• Set task: For this exercise, repeat all of the material verbatim apart from its images.

• Source data:
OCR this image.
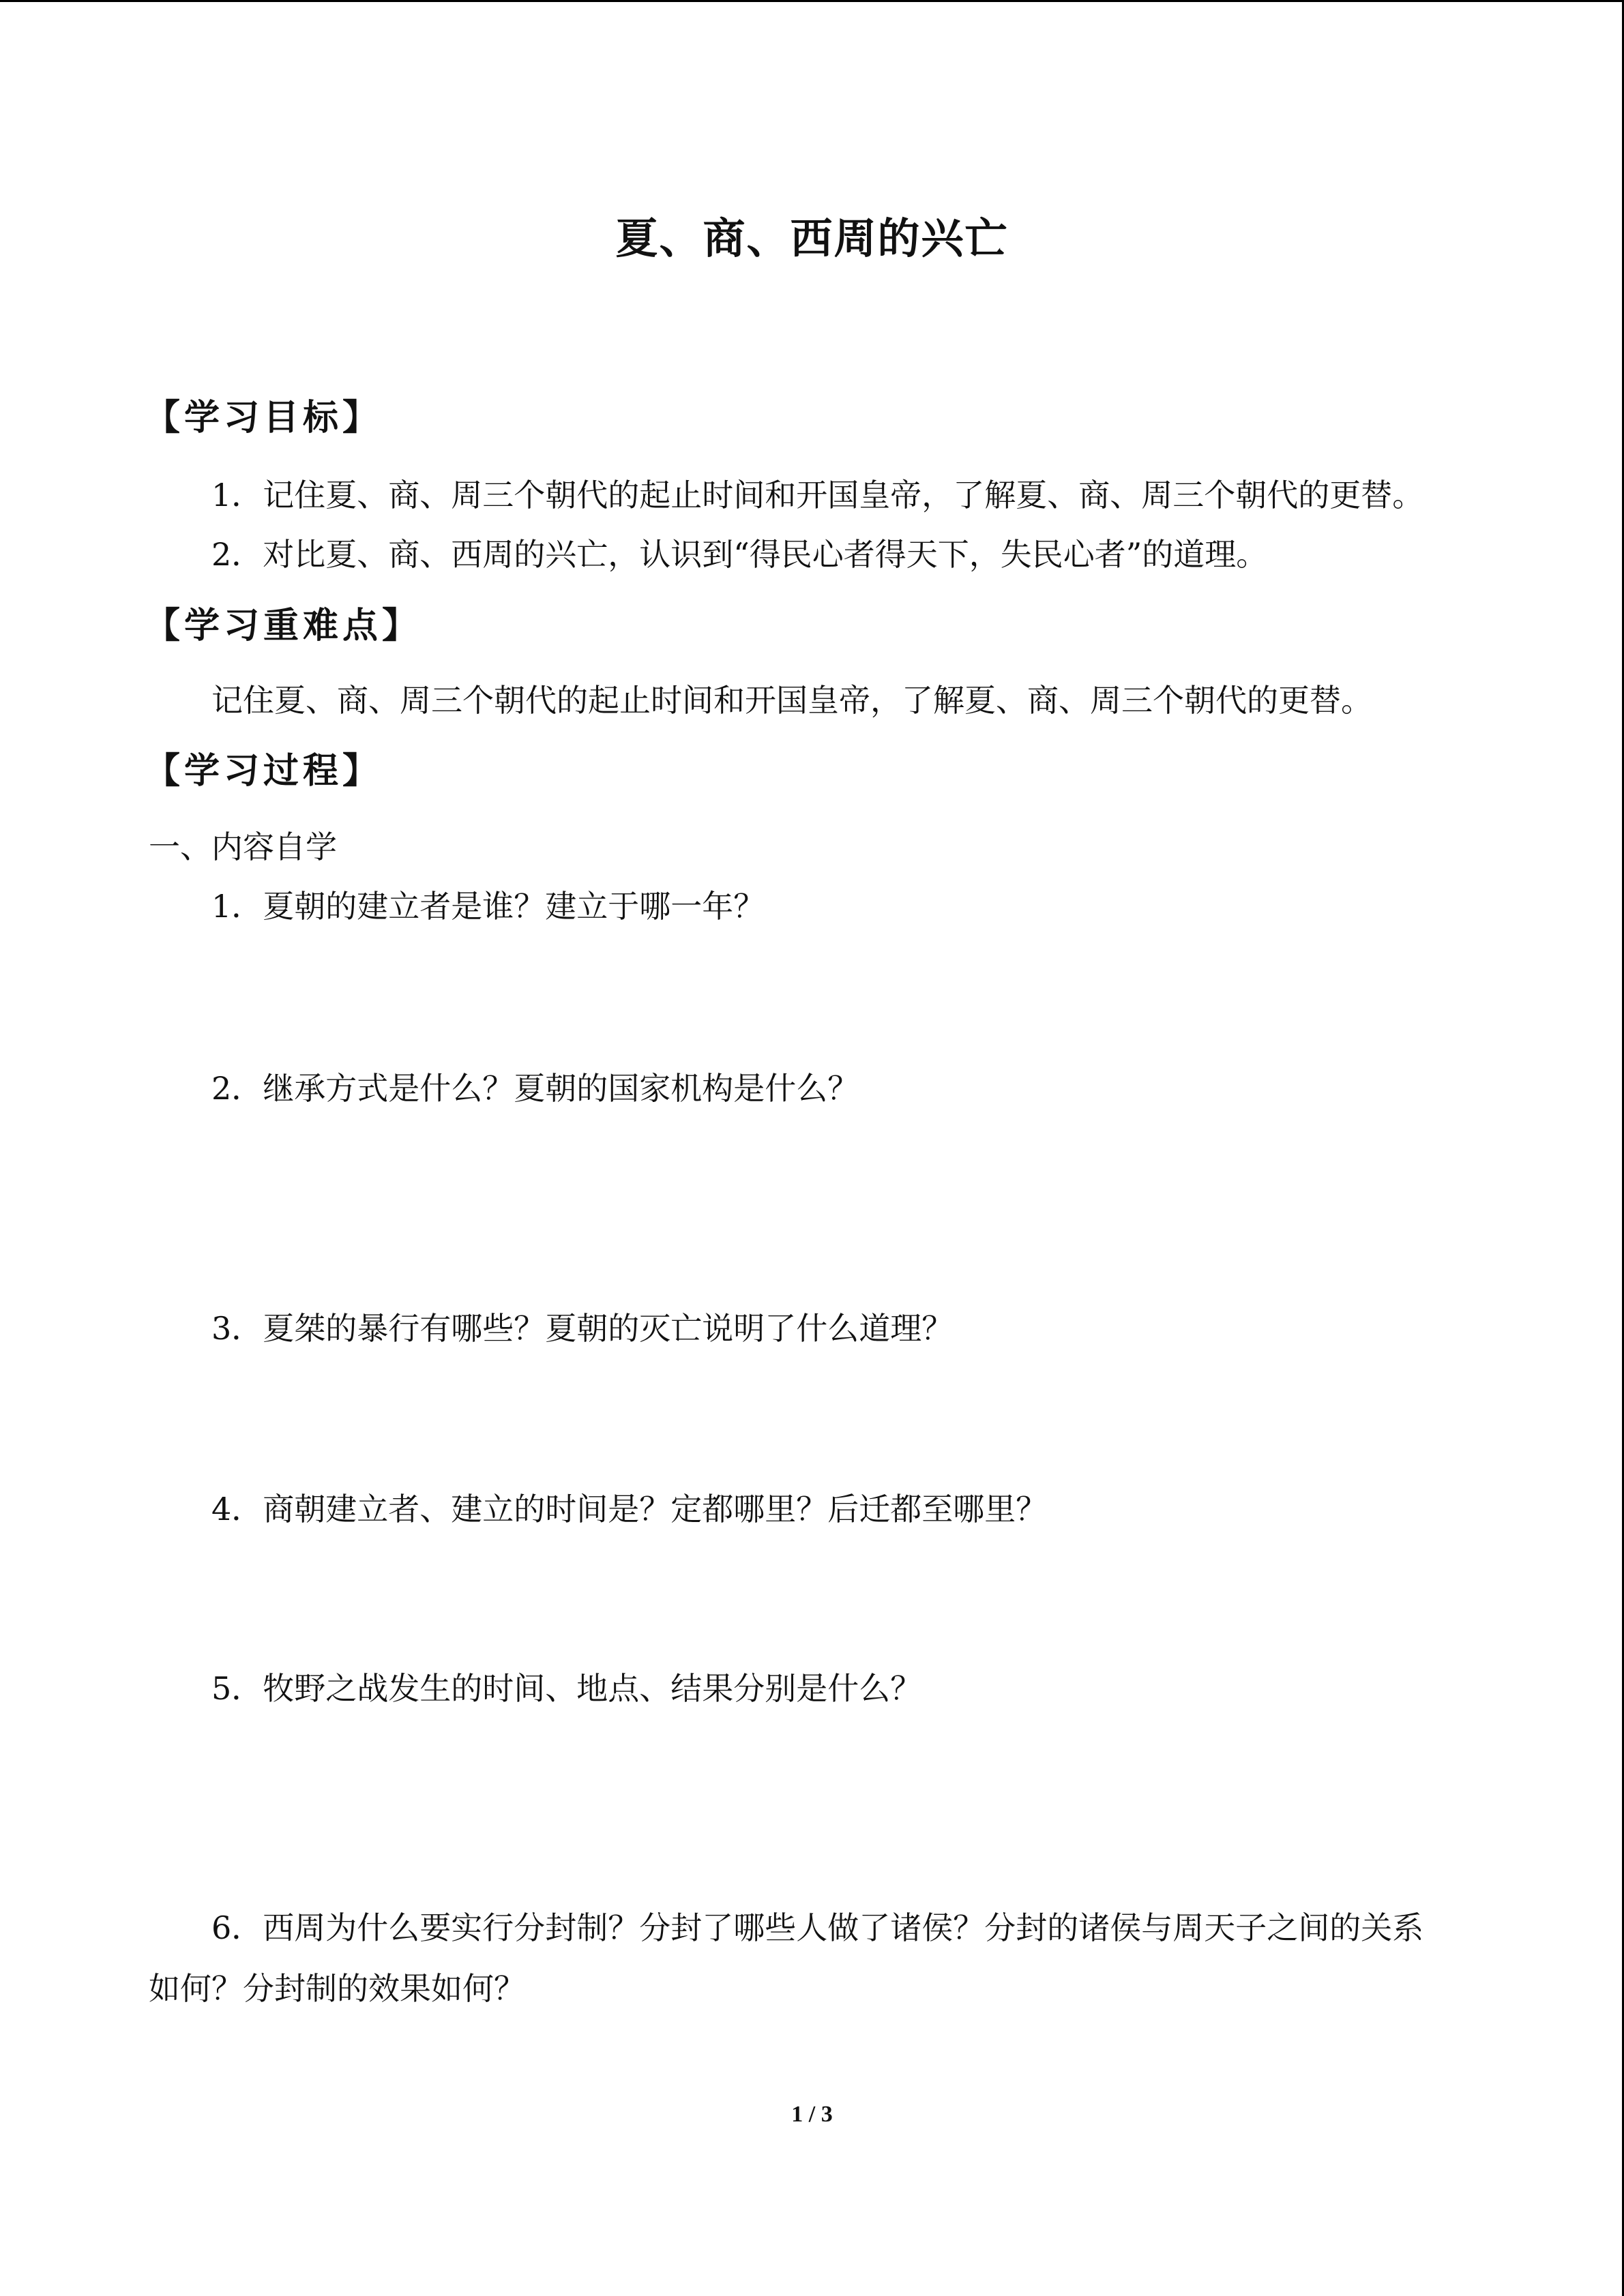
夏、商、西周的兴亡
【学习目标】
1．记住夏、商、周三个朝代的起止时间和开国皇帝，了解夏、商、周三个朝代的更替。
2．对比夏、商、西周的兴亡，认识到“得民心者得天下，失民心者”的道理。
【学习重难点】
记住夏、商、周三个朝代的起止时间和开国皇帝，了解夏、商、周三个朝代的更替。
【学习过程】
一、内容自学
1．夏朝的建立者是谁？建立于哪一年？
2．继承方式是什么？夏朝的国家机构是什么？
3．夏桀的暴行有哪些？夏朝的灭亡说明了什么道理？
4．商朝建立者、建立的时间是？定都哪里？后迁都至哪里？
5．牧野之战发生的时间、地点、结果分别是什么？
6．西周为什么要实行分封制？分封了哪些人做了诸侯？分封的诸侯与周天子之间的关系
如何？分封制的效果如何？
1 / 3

• Correct result:
OCR this image.
夏、商、西周的兴亡
【学习目标】
1．记住夏、商、周三个朝代的起止时间和开国皇帝，了解夏、商、周三个朝代的更替。
2．对比夏、商、西周的兴亡，认识到“得民心者得天下，失民心者”的道理。
【学习重难点】
记住夏、商、周三个朝代的起止时间和开国皇帝，了解夏、商、周三个朝代的更替。
【学习过程】
一、内容自学
1．夏朝的建立者是谁？建立于哪一年？
2．继承方式是什么？夏朝的国家机构是什么？
3．夏桀的暴行有哪些？夏朝的灭亡说明了什么道理？
4．商朝建立者、建立的时间是？定都哪里？后迁都至哪里？
5．牧野之战发生的时间、地点、结果分别是什么？
6．西周为什么要实行分封制？分封了哪些人做了诸侯？分封的诸侯与周天子之间的关系
如何？分封制的效果如何？
1 / 3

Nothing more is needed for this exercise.